>> begin

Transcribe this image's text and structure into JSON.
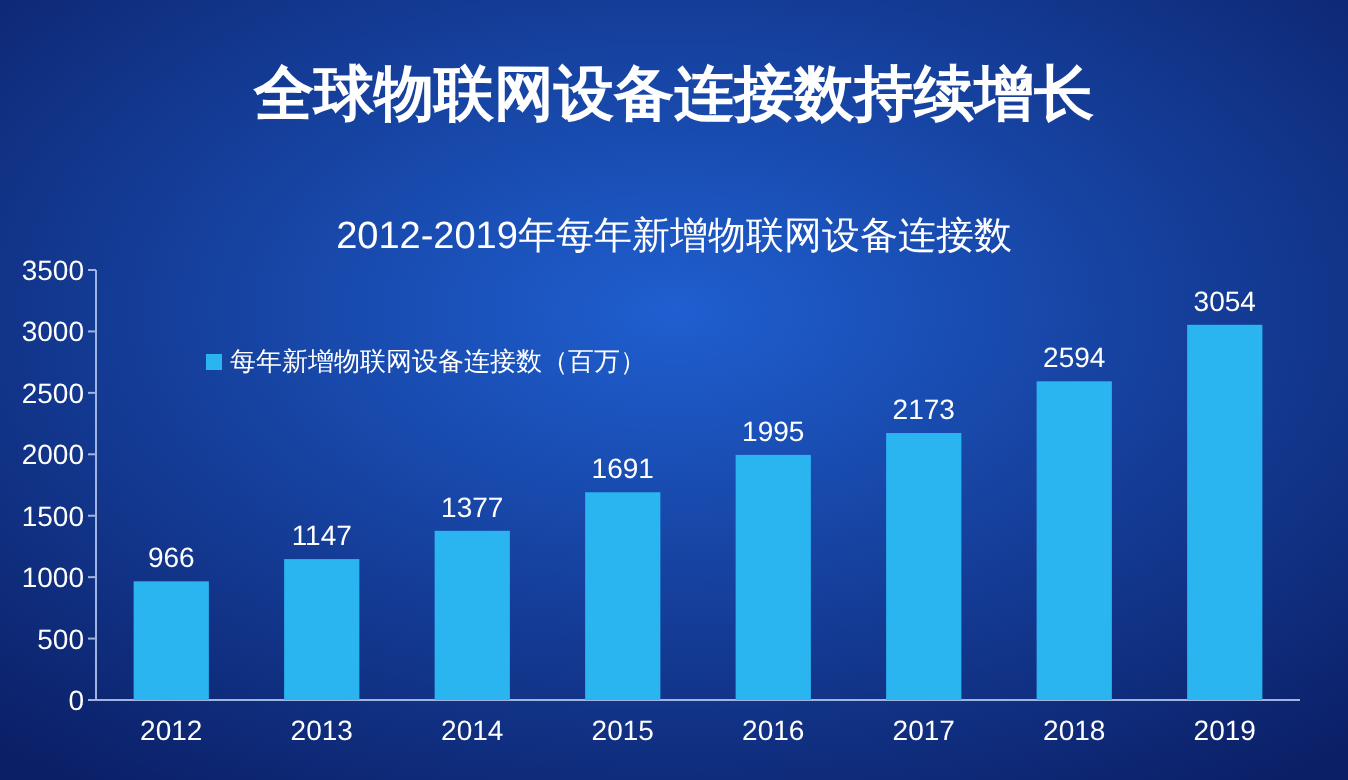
{
  "chart_data": {
    "type": "bar",
    "title": "全球物联网设备连接数持续增长",
    "subtitle": "2012-2019年每年新增物联网设备连接数",
    "categories": [
      "2012",
      "2013",
      "2014",
      "2015",
      "2016",
      "2017",
      "2018",
      "2019"
    ],
    "series": [
      {
        "name": "每年新增物联网设备连接数（百万）",
        "color": "#2ab4f0",
        "values": [
          966,
          1147,
          1377,
          1691,
          1995,
          2173,
          2594,
          3054
        ]
      }
    ],
    "ylim": [
      0,
      3500
    ],
    "yticks": [
      0,
      500,
      1000,
      1500,
      2000,
      2500,
      3000,
      3500
    ],
    "data_labels": true,
    "legend": "top left",
    "grid": false
  }
}
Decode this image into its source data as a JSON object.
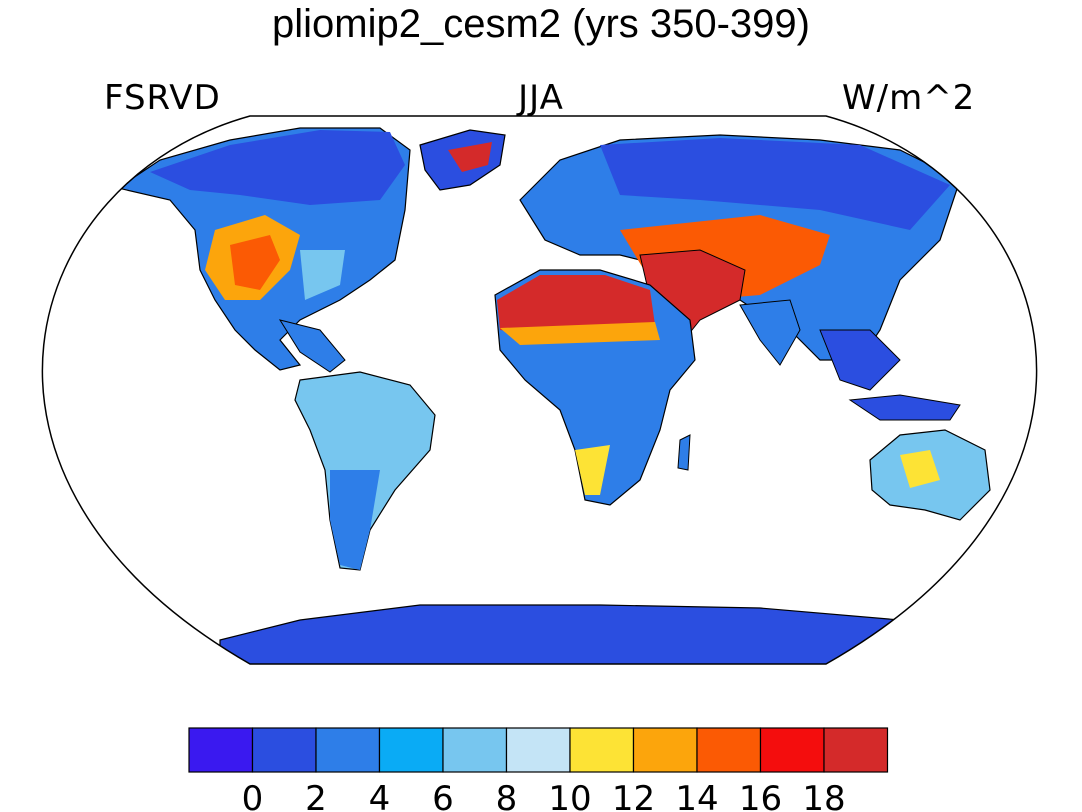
{
  "title": "pliomip2_cesm2 (yrs 350-399)",
  "labels": {
    "left": "FSRVD",
    "center": "JJA",
    "right": "W/m^2"
  },
  "colorbar": {
    "colors": [
      "#3a19f0",
      "#2b4ee0",
      "#2e7ee8",
      "#0aabf5",
      "#77c6ef",
      "#c4e4f6",
      "#fde335",
      "#fca50c",
      "#fb5a04",
      "#f40d0d",
      "#d42a2a"
    ],
    "tick_labels": [
      "0",
      "2",
      "4",
      "6",
      "8",
      "10",
      "12",
      "14",
      "16",
      "18"
    ]
  },
  "map": {
    "projection": "Robinson",
    "ocean_color": "#ffffff"
  }
}
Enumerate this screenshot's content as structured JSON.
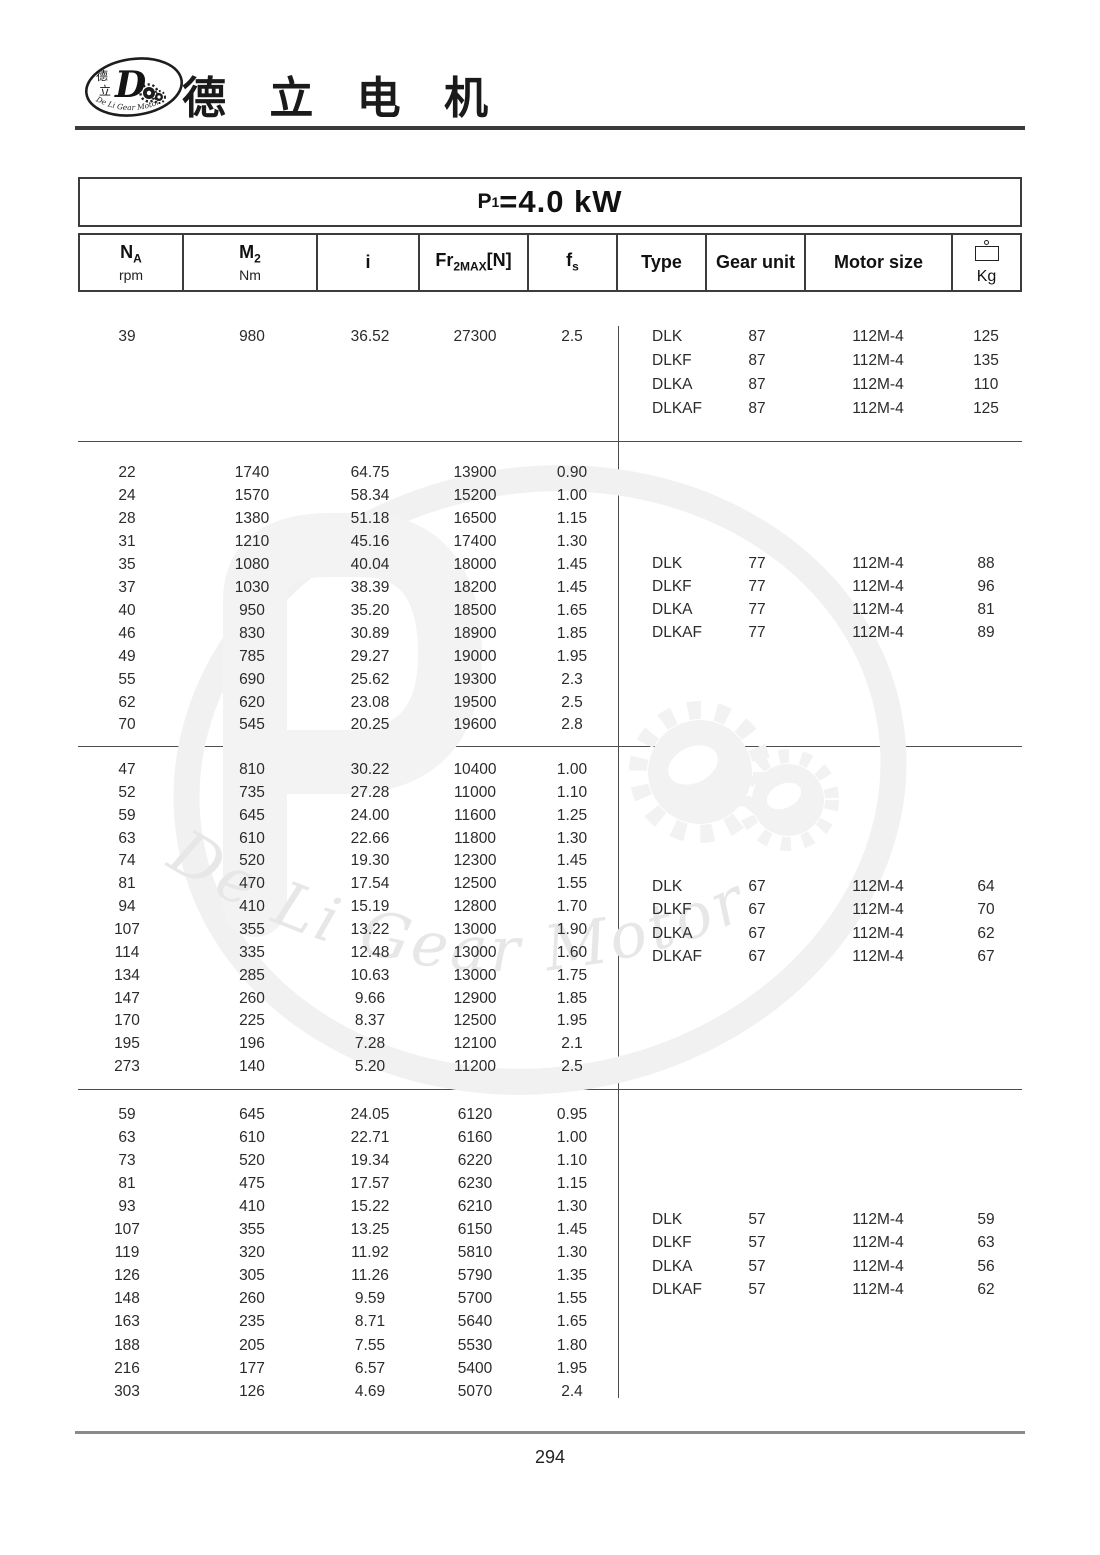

>> end

**AIM**
Print again, word for word, every line from the line with "Decode this image" to the final line of the records, inclusive; skip the pictures.

**CORRECT RESPONSE**
Decode this image into its source data as a JSON object.
{
  "title": "pliomip2_cesm2 (yrs 350-399)",
  "labels": {
    "left": "FSRVD",
    "center": "JJA",
    "right": "W/m^2"
  },
  "colorbar": {
    "colors": [
      "#3a19f0",
      "#2b4ee0",
      "#2e7ee8",
      "#0aabf5",
      "#77c6ef",
      "#c4e4f6",
      "#fde335",
      "#fca50c",
      "#fb5a04",
      "#f40d0d",
      "#d42a2a"
    ],
    "tick_labels": [
      "0",
      "2",
      "4",
      "6",
      "8",
      "10",
      "12",
      "14",
      "16",
      "18"
    ]
  },
  "map": {
    "projection": "Robinson",
    "ocean_color": "#ffffff"
  }
}
Enumerate this screenshot's content as structured JSON.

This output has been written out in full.